## Exercise instructions
Reproduce every entry below precisely. Pictures are excluded from the copy.

Saved entries
========================================
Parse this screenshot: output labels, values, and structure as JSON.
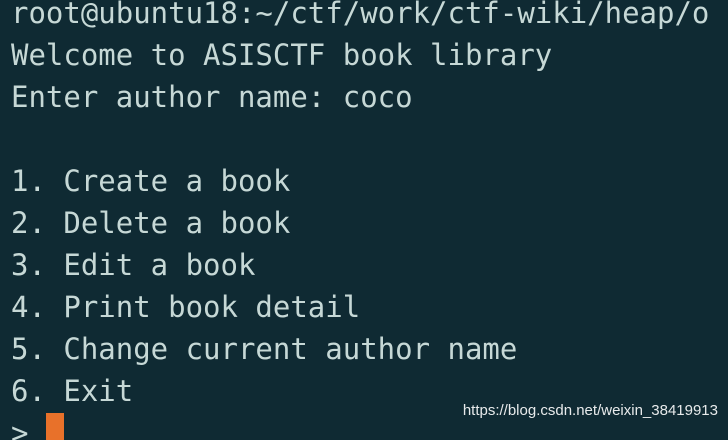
{
  "terminal": {
    "top_line": "root@ubuntu18:~/ctf/work/ctf-wiki/heap/o",
    "welcome": "Welcome to ASISCTF book library",
    "author_prompt": "Enter author name: coco",
    "blank": "",
    "menu": [
      "1. Create a book",
      "2. Delete a book",
      "3. Edit a book",
      "4. Print book detail",
      "5. Change current author name",
      "6. Exit"
    ],
    "prompt_symbol": ">"
  },
  "watermark": "https://blog.csdn.net/weixin_38419913",
  "colors": {
    "background": "#0f2a33",
    "text": "#c6d8d6",
    "cursor": "#e8712a"
  }
}
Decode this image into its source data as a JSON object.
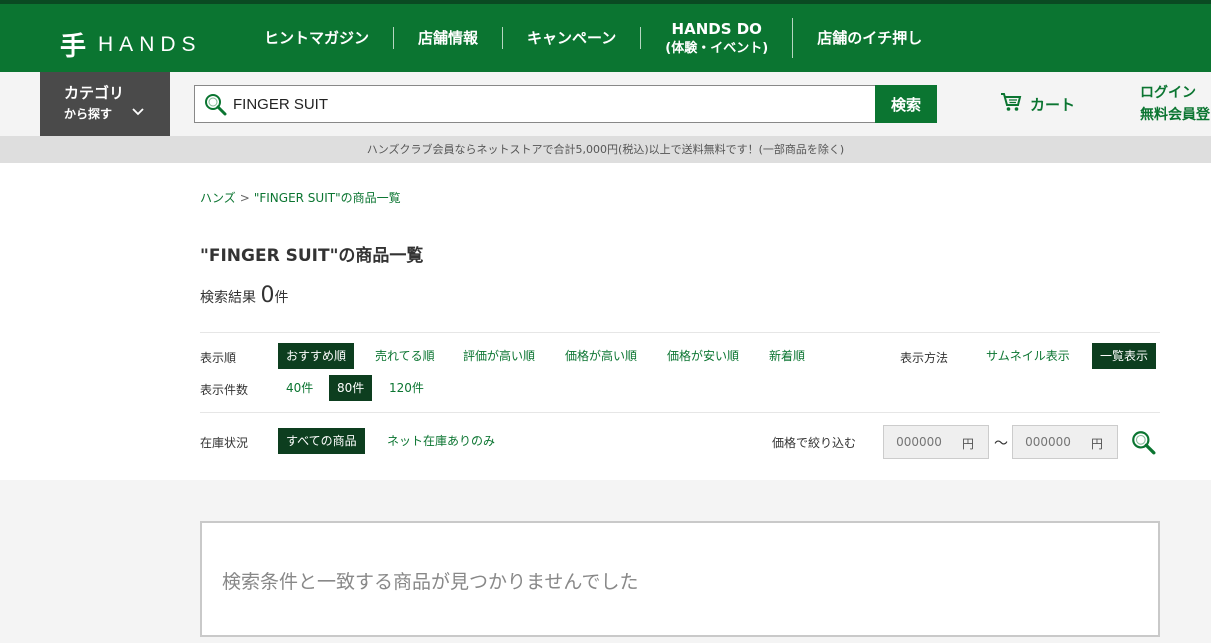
{
  "header": {
    "logo_mark": "手",
    "logo_text": "HANDS",
    "nav": [
      {
        "label": "ヒントマガジン"
      },
      {
        "label": "店舗情報"
      },
      {
        "label": "キャンペーン"
      },
      {
        "label": "HANDS DO",
        "sub": "(体験・イベント)"
      },
      {
        "label": "店舗のイチ押し"
      }
    ]
  },
  "search": {
    "category_line1": "カテゴリ",
    "category_line2": "から探す",
    "query": "FINGER SUIT",
    "button": "検索",
    "cart": "カート",
    "login": "ログイン",
    "register": "無料会員登"
  },
  "notice": "ハンズクラブ会員ならネットストアで合計5,000円(税込)以上で送料無料です！(一部商品を除く)",
  "breadcrumb": {
    "home": "ハンズ",
    "sep": ">",
    "current": "\"FINGER SUIT\"の商品一覧"
  },
  "page_title": "\"FINGER SUIT\"の商品一覧",
  "result": {
    "label": "検索結果",
    "count": "0",
    "unit": "件"
  },
  "sort": {
    "label": "表示順",
    "options": [
      "おすすめ順",
      "売れてる順",
      "評価が高い順",
      "価格が高い順",
      "価格が安い順",
      "新着順"
    ]
  },
  "display": {
    "label": "表示方法",
    "options": [
      "サムネイル表示",
      "一覧表示"
    ]
  },
  "per_page": {
    "label": "表示件数",
    "options": [
      "40件",
      "80件",
      "120件"
    ]
  },
  "stock": {
    "label": "在庫状況",
    "options": [
      "すべての商品",
      "ネット在庫ありのみ"
    ]
  },
  "price_filter": {
    "label": "価格で絞り込む",
    "min_placeholder": "000000",
    "max_placeholder": "000000",
    "yen": "円",
    "tilde": "〜"
  },
  "empty_message": "検索条件と一致する商品が見つかりませんでした",
  "colors": {
    "brand": "#0b7531",
    "active": "#0d3e1f"
  }
}
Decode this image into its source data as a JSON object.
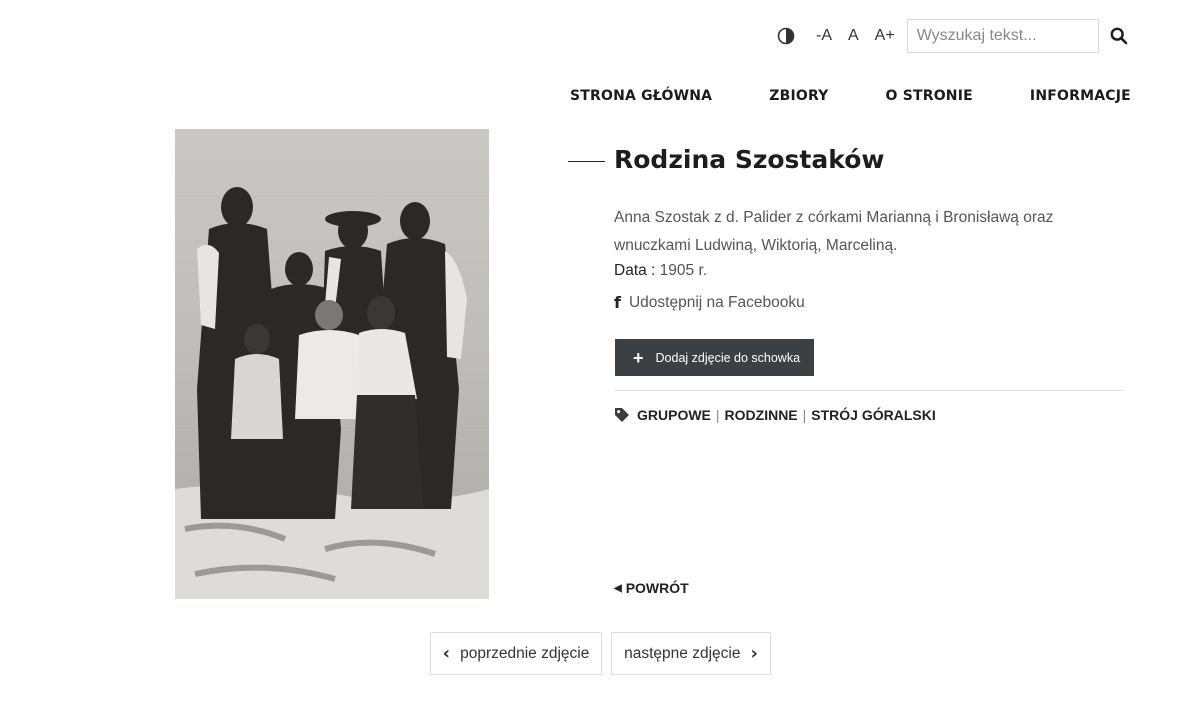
========================================
## Completed task
Parse this screenshot: output labels, values, and structure as JSON.
{
  "terminal": {
    "top_line": "root@ubuntu18:~/ctf/work/ctf-wiki/heap/o",
    "welcome": "Welcome to ASISCTF book library",
    "author_prompt": "Enter author name: coco",
    "blank": "",
    "menu": [
      "1. Create a book",
      "2. Delete a book",
      "3. Edit a book",
      "4. Print book detail",
      "5. Change current author name",
      "6. Exit"
    ],
    "prompt_symbol": ">"
  },
  "watermark": "https://blog.csdn.net/weixin_38419913",
  "colors": {
    "background": "#0f2a33",
    "text": "#c6d8d6",
    "cursor": "#e8712a"
  }
}
Decode this image into its source data as a JSON object.
{
  "header": {
    "logo_mark": "手",
    "logo_text": "HANDS",
    "nav": [
      {
        "label": "ヒントマガジン"
      },
      {
        "label": "店舗情報"
      },
      {
        "label": "キャンペーン"
      },
      {
        "label": "HANDS DO",
        "sub": "(体験・イベント)"
      },
      {
        "label": "店舗のイチ押し"
      }
    ]
  },
  "search": {
    "category_line1": "カテゴリ",
    "category_line2": "から探す",
    "query": "FINGER SUIT",
    "button": "検索",
    "cart": "カート",
    "login": "ログイン",
    "register": "無料会員登"
  },
  "notice": "ハンズクラブ会員ならネットストアで合計5,000円(税込)以上で送料無料です！(一部商品を除く)",
  "breadcrumb": {
    "home": "ハンズ",
    "sep": ">",
    "current": "\"FINGER SUIT\"の商品一覧"
  },
  "page_title": "\"FINGER SUIT\"の商品一覧",
  "result": {
    "label": "検索結果",
    "count": "0",
    "unit": "件"
  },
  "sort": {
    "label": "表示順",
    "options": [
      "おすすめ順",
      "売れてる順",
      "評価が高い順",
      "価格が高い順",
      "価格が安い順",
      "新着順"
    ]
  },
  "display": {
    "label": "表示方法",
    "options": [
      "サムネイル表示",
      "一覧表示"
    ]
  },
  "per_page": {
    "label": "表示件数",
    "options": [
      "40件",
      "80件",
      "120件"
    ]
  },
  "stock": {
    "label": "在庫状況",
    "options": [
      "すべての商品",
      "ネット在庫ありのみ"
    ]
  },
  "price_filter": {
    "label": "価格で絞り込む",
    "min_placeholder": "000000",
    "max_placeholder": "000000",
    "yen": "円",
    "tilde": "〜"
  },
  "empty_message": "検索条件と一致する商品が見つかりませんでした",
  "colors": {
    "brand": "#0b7531",
    "active": "#0d3e1f"
  }
}
Decode this image into its source data as a JSON object.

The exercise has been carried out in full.